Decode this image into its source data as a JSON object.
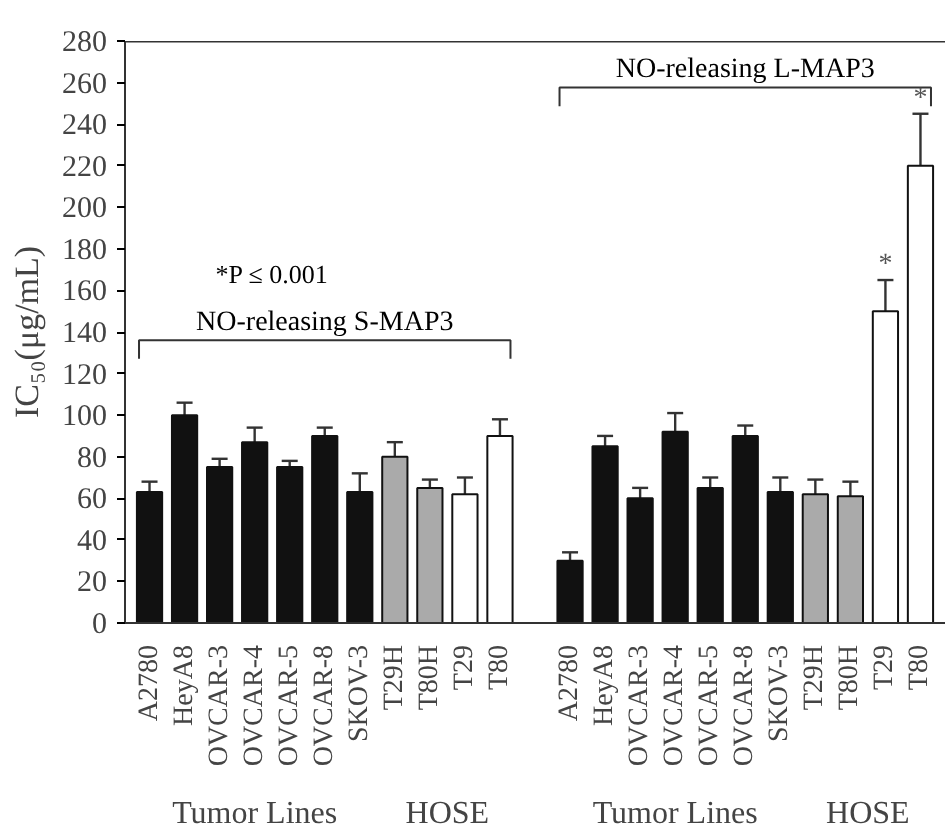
{
  "chart_data": {
    "type": "bar",
    "ylabel": "IC₅₀(μg/mL)",
    "categories": [
      "A2780",
      "HeyA8",
      "OVCAR-3",
      "OVCAR-4",
      "OVCAR-5",
      "OVCAR-8",
      "SKOV-3",
      "T29H",
      "T80H",
      "T29",
      "T80",
      null,
      "A2780",
      "HeyA8",
      "OVCAR-3",
      "OVCAR-4",
      "OVCAR-5",
      "OVCAR-8",
      "SKOV-3",
      "T29H",
      "T80H",
      "T29",
      "T80"
    ],
    "values": [
      63,
      100,
      75,
      87,
      75,
      90,
      63,
      80,
      65,
      62,
      90,
      null,
      30,
      85,
      60,
      92,
      65,
      90,
      63,
      62,
      61,
      150,
      220
    ],
    "errors": [
      [
        63,
        68
      ],
      [
        100,
        106
      ],
      [
        75,
        79
      ],
      [
        87,
        94
      ],
      [
        75,
        78
      ],
      [
        90,
        94
      ],
      [
        63,
        72
      ],
      [
        80,
        87
      ],
      [
        65,
        69
      ],
      [
        62,
        70
      ],
      [
        90,
        98
      ],
      null,
      [
        30,
        34
      ],
      [
        85,
        90
      ],
      [
        60,
        65
      ],
      [
        92,
        101
      ],
      [
        65,
        70
      ],
      [
        90,
        95
      ],
      [
        63,
        70
      ],
      [
        62,
        69
      ],
      [
        61,
        68
      ],
      [
        150,
        165
      ],
      [
        220,
        245
      ]
    ],
    "colors": [
      "#111111",
      "#111111",
      "#111111",
      "#111111",
      "#111111",
      "#111111",
      "#111111",
      "#aaaaaa",
      "#aaaaaa",
      "#ffffff",
      "#ffffff",
      null,
      "#111111",
      "#111111",
      "#111111",
      "#111111",
      "#111111",
      "#111111",
      "#111111",
      "#aaaaaa",
      "#aaaaaa",
      "#ffffff",
      "#ffffff"
    ],
    "ylim": [
      0,
      280
    ],
    "yticks": [
      0,
      20,
      40,
      60,
      80,
      100,
      120,
      140,
      160,
      180,
      200,
      220,
      240,
      260,
      280
    ],
    "grid": false,
    "annotations": [
      "*P ≤ 0.001",
      "NO-releasing S-MAP3",
      "NO-releasing L-MAP3",
      "*",
      "*",
      "Tumor Lines",
      "HOSE",
      "Tumor Lines",
      "HOSE"
    ]
  }
}
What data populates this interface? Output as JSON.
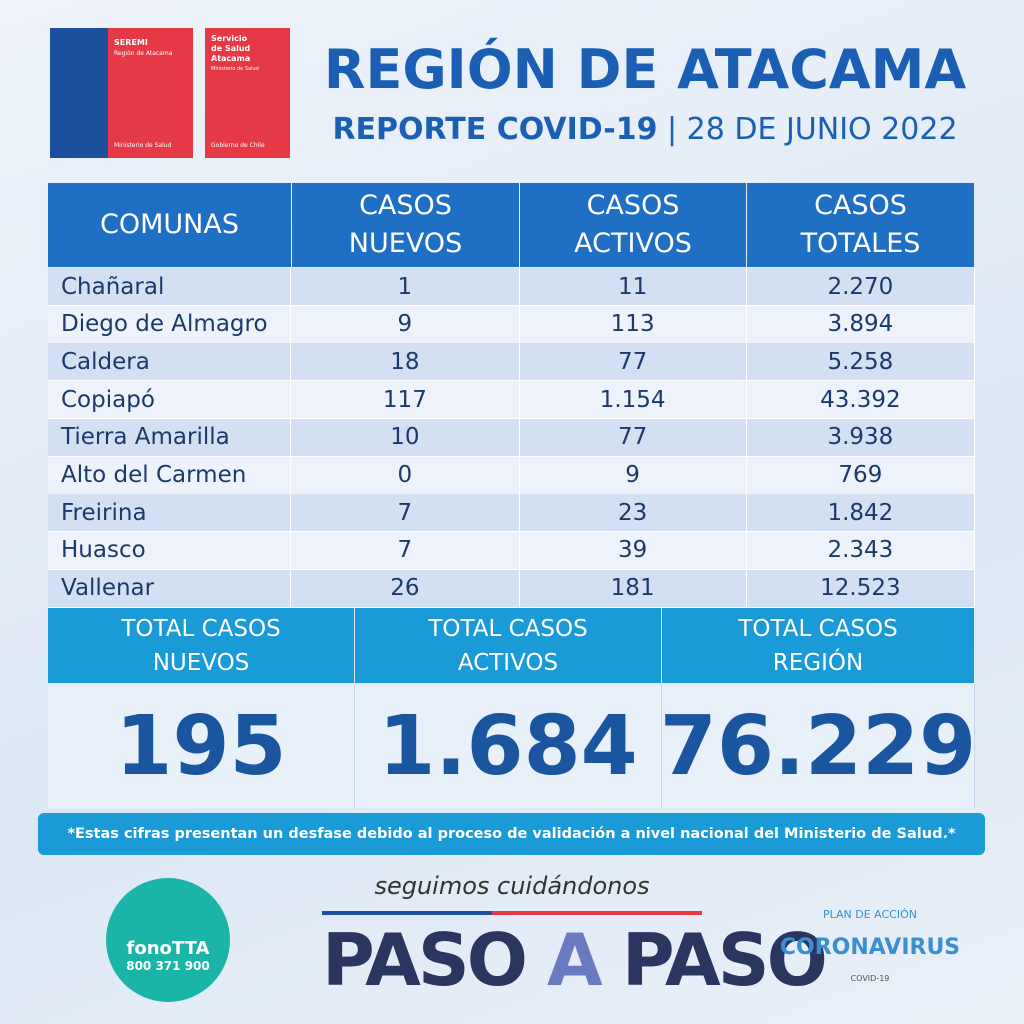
{
  "logos": {
    "seremi": {
      "name": "SEREMI",
      "region": "Región de Atacama",
      "ministry": "Ministerio de Salud"
    },
    "servicio": {
      "lines": [
        "Servicio",
        "de Salud",
        "Atacama"
      ],
      "ministry": "Ministerio de Salud",
      "government": "Gobierno de Chile"
    }
  },
  "header": {
    "title": "REGIÓN DE ATACAMA",
    "subtitle": "REPORTE COVID-19",
    "date": "28 DE JUNIO 2022"
  },
  "table": {
    "columns": [
      [
        "COMUNAS"
      ],
      [
        "CASOS",
        "NUEVOS"
      ],
      [
        "CASOS",
        "ACTIVOS"
      ],
      [
        "CASOS",
        "TOTALES"
      ]
    ],
    "rows": [
      [
        "Chañaral",
        "1",
        "11",
        "2.270"
      ],
      [
        "Diego de Almagro",
        "9",
        "113",
        "3.894"
      ],
      [
        "Caldera",
        "18",
        "77",
        "5.258"
      ],
      [
        "Copiapó",
        "117",
        "1.154",
        "43.392"
      ],
      [
        "Tierra Amarilla",
        "10",
        "77",
        "3.938"
      ],
      [
        "Alto del Carmen",
        "0",
        "9",
        "769"
      ],
      [
        "Freirina",
        "7",
        "23",
        "1.842"
      ],
      [
        "Huasco",
        "7",
        "39",
        "2.343"
      ],
      [
        "Vallenar",
        "26",
        "181",
        "12.523"
      ]
    ]
  },
  "totals": [
    {
      "label": [
        "TOTAL CASOS",
        "NUEVOS"
      ],
      "value": "195"
    },
    {
      "label": [
        "TOTAL CASOS",
        "ACTIVOS"
      ],
      "value": "1.684"
    },
    {
      "label": [
        "TOTAL CASOS",
        "REGIÓN"
      ],
      "value": "76.229"
    }
  ],
  "note": "*Estas cifras presentan un desfase debido al proceso de validación a nivel nacional del Ministerio de Salud.*",
  "footer": {
    "fono": {
      "name": "fonoTTA",
      "phone": "800 371 900"
    },
    "slogan": "seguimos cuidándonos",
    "campaign": [
      "PASO",
      "A",
      "PASO"
    ],
    "plan": {
      "top": "PLAN DE ACCIÓN",
      "main": "CORONAVIRUS",
      "bottom": "COVID-19"
    }
  }
}
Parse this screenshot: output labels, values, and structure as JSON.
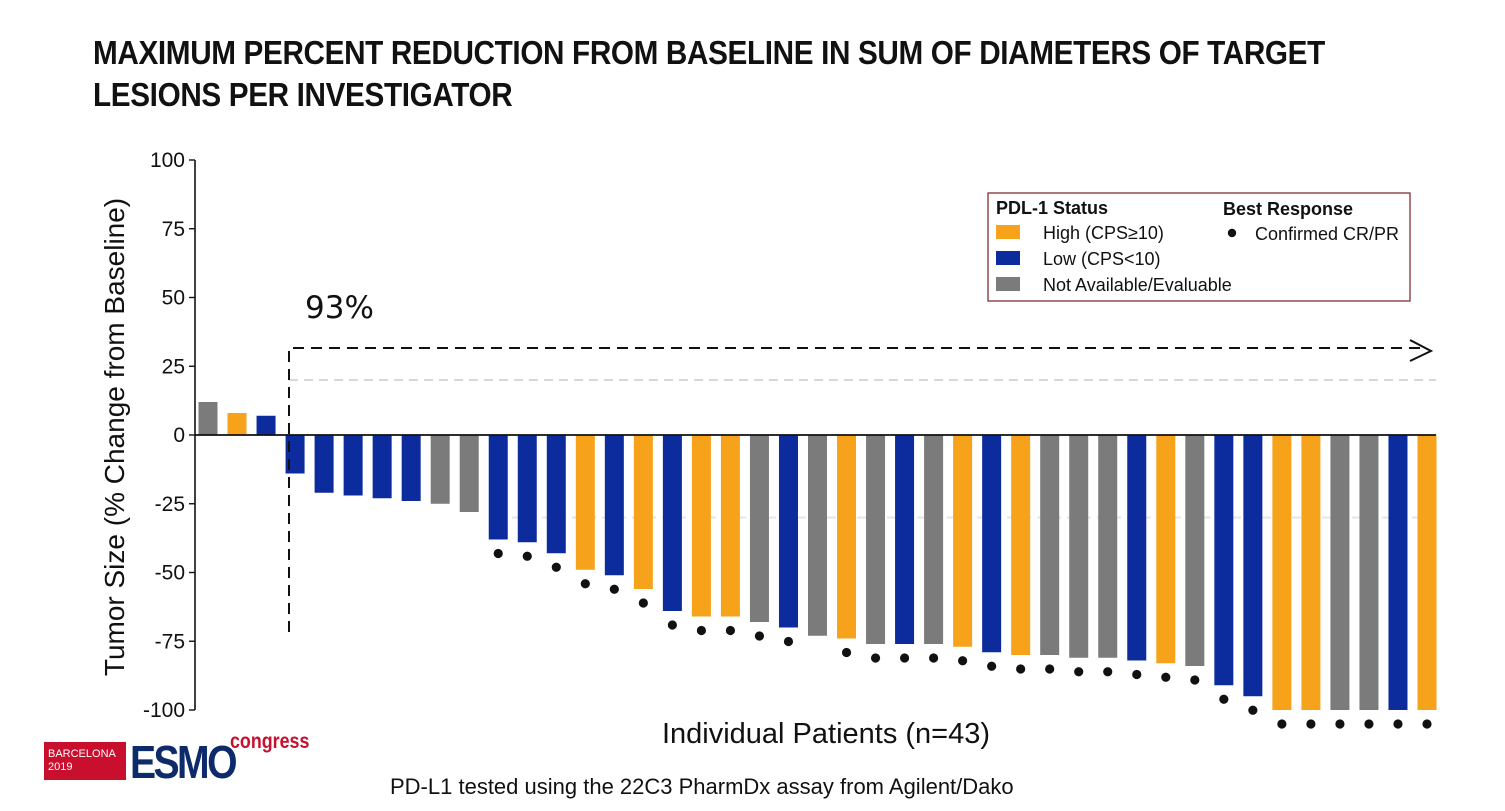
{
  "slide": {
    "title": "MAXIMUM PERCENT REDUCTION FROM BASELINE IN SUM OF DIAMETERS OF TARGET LESIONS PER INVESTIGATOR",
    "footnote": "PD-L1 tested using the 22C3 PharmDx assay from Agilent/Dako"
  },
  "logo": {
    "city": "BARCELONA",
    "year": "2019",
    "brand": "ESMO",
    "suffix": "congress"
  },
  "colors": {
    "high": "#f7a21b",
    "low": "#0c2c9e",
    "na": "#7b7b7b",
    "axis": "#111111",
    "dot": "#111111"
  },
  "chart_data": {
    "type": "bar",
    "title": "MAXIMUM PERCENT REDUCTION FROM BASELINE IN SUM OF DIAMETERS OF TARGET LESIONS PER INVESTIGATOR",
    "xlabel": "Individual Patients (n=43)",
    "ylabel": "Tumor Size (% Change from Baseline)",
    "ylim": [
      -100,
      100
    ],
    "yticks": [
      100,
      75,
      50,
      25,
      0,
      -25,
      -50,
      -75,
      -100
    ],
    "ytick_labels": [
      "100",
      "75",
      "50",
      "25",
      "0",
      "-25",
      "-50",
      "-75",
      "-100"
    ],
    "grid": false,
    "reference_lines": [
      20,
      -30
    ],
    "annotation": "93%",
    "legend": {
      "placement": "top-right",
      "status_title": "PDL-1 Status",
      "response_title": "Best Response",
      "entries": [
        {
          "key": "high",
          "label": "High (CPS≥10)"
        },
        {
          "key": "low",
          "label": "Low (CPS<10)"
        },
        {
          "key": "na",
          "label": "Not Available/Evaluable"
        }
      ],
      "response_label": "Confirmed CR/PR"
    },
    "values": [
      12,
      8,
      7,
      -14,
      -21,
      -22,
      -23,
      -24,
      -25,
      -28,
      -38,
      -39,
      -43,
      -49,
      -51,
      -56,
      -64,
      -66,
      -66,
      -68,
      -70,
      -73,
      -74,
      -76,
      -76,
      -76,
      -77,
      -79,
      -80,
      -80,
      -81,
      -81,
      -82,
      -83,
      -84,
      -91,
      -95,
      -100,
      -100,
      -100,
      -100,
      -100,
      -100
    ],
    "status": [
      "na",
      "high",
      "low",
      "low",
      "low",
      "low",
      "low",
      "low",
      "na",
      "na",
      "low",
      "low",
      "low",
      "high",
      "low",
      "high",
      "low",
      "high",
      "high",
      "na",
      "low",
      "na",
      "high",
      "na",
      "low",
      "na",
      "high",
      "low",
      "high",
      "na",
      "na",
      "na",
      "low",
      "high",
      "na",
      "low",
      "low",
      "high",
      "high",
      "na",
      "na",
      "low",
      "high"
    ],
    "confirmed_response": [
      false,
      false,
      false,
      false,
      false,
      false,
      false,
      false,
      false,
      false,
      true,
      true,
      true,
      true,
      true,
      true,
      true,
      true,
      true,
      true,
      true,
      false,
      true,
      true,
      true,
      true,
      true,
      true,
      true,
      true,
      true,
      true,
      true,
      true,
      true,
      true,
      true,
      true,
      true,
      true,
      true,
      true,
      true
    ]
  }
}
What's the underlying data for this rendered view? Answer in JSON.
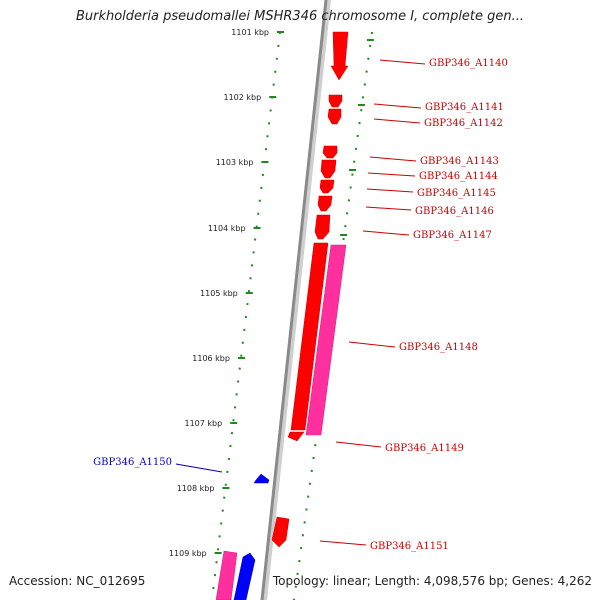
{
  "title": "Burkholderia pseudomallei MSHR346 chromosome I, complete gen...",
  "footer": {
    "accession": "Accession: NC_012695",
    "topology": "Topology: linear; Length: 4,098,576 bp; Genes: 4,262"
  },
  "colors": {
    "backbone": "#8a8a8a",
    "ruler_dots": "#1e8a1e",
    "forward_gene": "#ff0000",
    "cds_feature": "#ff2f9e",
    "reverse_gene": "#0000ff",
    "forward_label": "#cc0000",
    "reverse_label": "#0000bb"
  },
  "ruler": {
    "unit": "kbp",
    "ticks": [
      {
        "label": "1101 kbp"
      },
      {
        "label": "1102 kbp"
      },
      {
        "label": "1103 kbp"
      },
      {
        "label": "1104 kbp"
      },
      {
        "label": "1105 kbp"
      },
      {
        "label": "1106 kbp"
      },
      {
        "label": "1107 kbp"
      },
      {
        "label": "1108 kbp"
      },
      {
        "label": "1109 kbp"
      }
    ]
  },
  "genes": [
    {
      "label": "GBP346_A1140",
      "strand": "forward"
    },
    {
      "label": "GBP346_A1141",
      "strand": "forward"
    },
    {
      "label": "GBP346_A1142",
      "strand": "forward"
    },
    {
      "label": "GBP346_A1143",
      "strand": "forward"
    },
    {
      "label": "GBP346_A1144",
      "strand": "forward"
    },
    {
      "label": "GBP346_A1145",
      "strand": "forward"
    },
    {
      "label": "GBP346_A1146",
      "strand": "forward"
    },
    {
      "label": "GBP346_A1147",
      "strand": "forward"
    },
    {
      "label": "GBP346_A1148",
      "strand": "forward"
    },
    {
      "label": "GBP346_A1149",
      "strand": "forward"
    },
    {
      "label": "GBP346_A1150",
      "strand": "reverse"
    },
    {
      "label": "GBP346_A1151",
      "strand": "forward"
    }
  ]
}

Work request: Isolate each line of the listing above that includes "ministry". Copy it.

Response to the exercise:
      "ministry": "Ministerio de Salud"
      "ministry": "Ministerio de Salud",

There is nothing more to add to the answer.